Records
-- -- --

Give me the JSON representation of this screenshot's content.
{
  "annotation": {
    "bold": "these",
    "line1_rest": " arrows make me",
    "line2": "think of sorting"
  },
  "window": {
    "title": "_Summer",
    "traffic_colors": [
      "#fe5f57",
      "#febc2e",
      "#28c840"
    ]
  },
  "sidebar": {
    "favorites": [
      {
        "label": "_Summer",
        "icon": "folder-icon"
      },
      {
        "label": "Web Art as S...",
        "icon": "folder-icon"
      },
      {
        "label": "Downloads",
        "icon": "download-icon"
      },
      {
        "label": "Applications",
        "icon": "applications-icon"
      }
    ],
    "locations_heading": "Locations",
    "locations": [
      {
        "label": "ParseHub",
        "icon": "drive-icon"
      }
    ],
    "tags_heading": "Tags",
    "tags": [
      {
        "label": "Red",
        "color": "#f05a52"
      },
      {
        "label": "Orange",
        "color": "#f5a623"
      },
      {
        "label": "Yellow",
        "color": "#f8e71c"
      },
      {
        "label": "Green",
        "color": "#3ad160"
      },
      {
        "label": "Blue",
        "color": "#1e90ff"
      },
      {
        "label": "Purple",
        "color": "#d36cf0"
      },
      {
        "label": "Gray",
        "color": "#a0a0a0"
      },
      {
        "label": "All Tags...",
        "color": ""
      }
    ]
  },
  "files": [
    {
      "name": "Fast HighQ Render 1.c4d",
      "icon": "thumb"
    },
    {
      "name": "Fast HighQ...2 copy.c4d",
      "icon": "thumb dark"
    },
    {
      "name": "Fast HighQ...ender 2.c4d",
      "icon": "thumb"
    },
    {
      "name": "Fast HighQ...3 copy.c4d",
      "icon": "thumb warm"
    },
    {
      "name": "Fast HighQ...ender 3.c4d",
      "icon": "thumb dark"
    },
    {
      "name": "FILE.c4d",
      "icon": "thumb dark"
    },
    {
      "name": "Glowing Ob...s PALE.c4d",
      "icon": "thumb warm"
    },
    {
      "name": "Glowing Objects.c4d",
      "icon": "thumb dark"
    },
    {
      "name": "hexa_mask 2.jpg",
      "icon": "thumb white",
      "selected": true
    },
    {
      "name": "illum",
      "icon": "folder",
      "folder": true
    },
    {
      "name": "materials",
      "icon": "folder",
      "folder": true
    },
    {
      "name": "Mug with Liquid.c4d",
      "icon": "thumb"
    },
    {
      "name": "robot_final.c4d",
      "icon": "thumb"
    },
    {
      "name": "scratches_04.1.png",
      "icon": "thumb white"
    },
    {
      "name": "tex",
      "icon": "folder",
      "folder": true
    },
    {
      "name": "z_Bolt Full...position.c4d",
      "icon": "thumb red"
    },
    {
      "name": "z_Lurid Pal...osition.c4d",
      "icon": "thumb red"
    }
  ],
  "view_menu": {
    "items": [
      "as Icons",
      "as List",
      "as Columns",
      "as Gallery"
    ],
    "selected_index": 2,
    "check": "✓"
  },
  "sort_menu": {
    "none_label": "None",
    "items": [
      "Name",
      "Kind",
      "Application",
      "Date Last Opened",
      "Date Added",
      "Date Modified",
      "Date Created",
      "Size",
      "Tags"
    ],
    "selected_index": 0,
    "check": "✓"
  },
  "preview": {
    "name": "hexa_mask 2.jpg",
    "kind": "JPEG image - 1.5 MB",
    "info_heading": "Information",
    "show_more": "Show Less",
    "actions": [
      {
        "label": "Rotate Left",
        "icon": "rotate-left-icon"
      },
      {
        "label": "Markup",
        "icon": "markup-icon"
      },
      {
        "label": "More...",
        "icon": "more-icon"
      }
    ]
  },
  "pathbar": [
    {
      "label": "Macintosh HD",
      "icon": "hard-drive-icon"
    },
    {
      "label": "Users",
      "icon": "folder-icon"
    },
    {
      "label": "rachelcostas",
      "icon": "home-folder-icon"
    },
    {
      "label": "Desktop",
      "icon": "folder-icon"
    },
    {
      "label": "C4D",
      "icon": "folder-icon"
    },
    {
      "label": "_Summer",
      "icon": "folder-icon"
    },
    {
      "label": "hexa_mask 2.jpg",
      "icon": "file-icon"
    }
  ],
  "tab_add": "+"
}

-- -- --

Problem description - Take the listing above and write it out again exactly.

Result below -
Give me the JSON representation of this screenshot's content.
{
  "annotation": {
    "bold": "these",
    "line1_rest": " arrows make me",
    "line2": "think of sorting"
  },
  "window": {
    "title": "_Summer",
    "traffic_colors": [
      "#fe5f57",
      "#febc2e",
      "#28c840"
    ]
  },
  "sidebar": {
    "favorites": [
      {
        "label": "_Summer",
        "icon": "folder-icon"
      },
      {
        "label": "Web Art as S...",
        "icon": "folder-icon"
      },
      {
        "label": "Downloads",
        "icon": "download-icon"
      },
      {
        "label": "Applications",
        "icon": "applications-icon"
      }
    ],
    "locations_heading": "Locations",
    "locations": [
      {
        "label": "ParseHub",
        "icon": "drive-icon"
      }
    ],
    "tags_heading": "Tags",
    "tags": [
      {
        "label": "Red",
        "color": "#f05a52"
      },
      {
        "label": "Orange",
        "color": "#f5a623"
      },
      {
        "label": "Yellow",
        "color": "#f8e71c"
      },
      {
        "label": "Green",
        "color": "#3ad160"
      },
      {
        "label": "Blue",
        "color": "#1e90ff"
      },
      {
        "label": "Purple",
        "color": "#d36cf0"
      },
      {
        "label": "Gray",
        "color": "#a0a0a0"
      },
      {
        "label": "All Tags...",
        "color": ""
      }
    ]
  },
  "files": [
    {
      "name": "Fast HighQ Render 1.c4d",
      "icon": "thumb"
    },
    {
      "name": "Fast HighQ...2 copy.c4d",
      "icon": "thumb dark"
    },
    {
      "name": "Fast HighQ...ender 2.c4d",
      "icon": "thumb"
    },
    {
      "name": "Fast HighQ...3 copy.c4d",
      "icon": "thumb warm"
    },
    {
      "name": "Fast HighQ...ender 3.c4d",
      "icon": "thumb dark"
    },
    {
      "name": "FILE.c4d",
      "icon": "thumb dark"
    },
    {
      "name": "Glowing Ob...s PALE.c4d",
      "icon": "thumb warm"
    },
    {
      "name": "Glowing Objects.c4d",
      "icon": "thumb dark"
    },
    {
      "name": "hexa_mask 2.jpg",
      "icon": "thumb white",
      "selected": true
    },
    {
      "name": "illum",
      "icon": "folder",
      "folder": true
    },
    {
      "name": "materials",
      "icon": "folder",
      "folder": true
    },
    {
      "name": "Mug with Liquid.c4d",
      "icon": "thumb"
    },
    {
      "name": "robot_final.c4d",
      "icon": "thumb"
    },
    {
      "name": "scratches_04.1.png",
      "icon": "thumb white"
    },
    {
      "name": "tex",
      "icon": "folder",
      "folder": true
    },
    {
      "name": "z_Bolt Full...position.c4d",
      "icon": "thumb red"
    },
    {
      "name": "z_Lurid Pal...osition.c4d",
      "icon": "thumb red"
    }
  ],
  "view_menu": {
    "items": [
      "as Icons",
      "as List",
      "as Columns",
      "as Gallery"
    ],
    "selected_index": 2,
    "check": "✓"
  },
  "sort_menu": {
    "none_label": "None",
    "items": [
      "Name",
      "Kind",
      "Application",
      "Date Last Opened",
      "Date Added",
      "Date Modified",
      "Date Created",
      "Size",
      "Tags"
    ],
    "selected_index": 0,
    "check": "✓"
  },
  "preview": {
    "name": "hexa_mask 2.jpg",
    "kind": "JPEG image - 1.5 MB",
    "info_heading": "Information",
    "show_more": "Show Less",
    "actions": [
      {
        "label": "Rotate Left",
        "icon": "rotate-left-icon"
      },
      {
        "label": "Markup",
        "icon": "markup-icon"
      },
      {
        "label": "More...",
        "icon": "more-icon"
      }
    ]
  },
  "pathbar": [
    {
      "label": "Macintosh HD",
      "icon": "hard-drive-icon"
    },
    {
      "label": "Users",
      "icon": "folder-icon"
    },
    {
      "label": "rachelcostas",
      "icon": "home-folder-icon"
    },
    {
      "label": "Desktop",
      "icon": "folder-icon"
    },
    {
      "label": "C4D",
      "icon": "folder-icon"
    },
    {
      "label": "_Summer",
      "icon": "folder-icon"
    },
    {
      "label": "hexa_mask 2.jpg",
      "icon": "file-icon"
    }
  ],
  "tab_add": "+"
}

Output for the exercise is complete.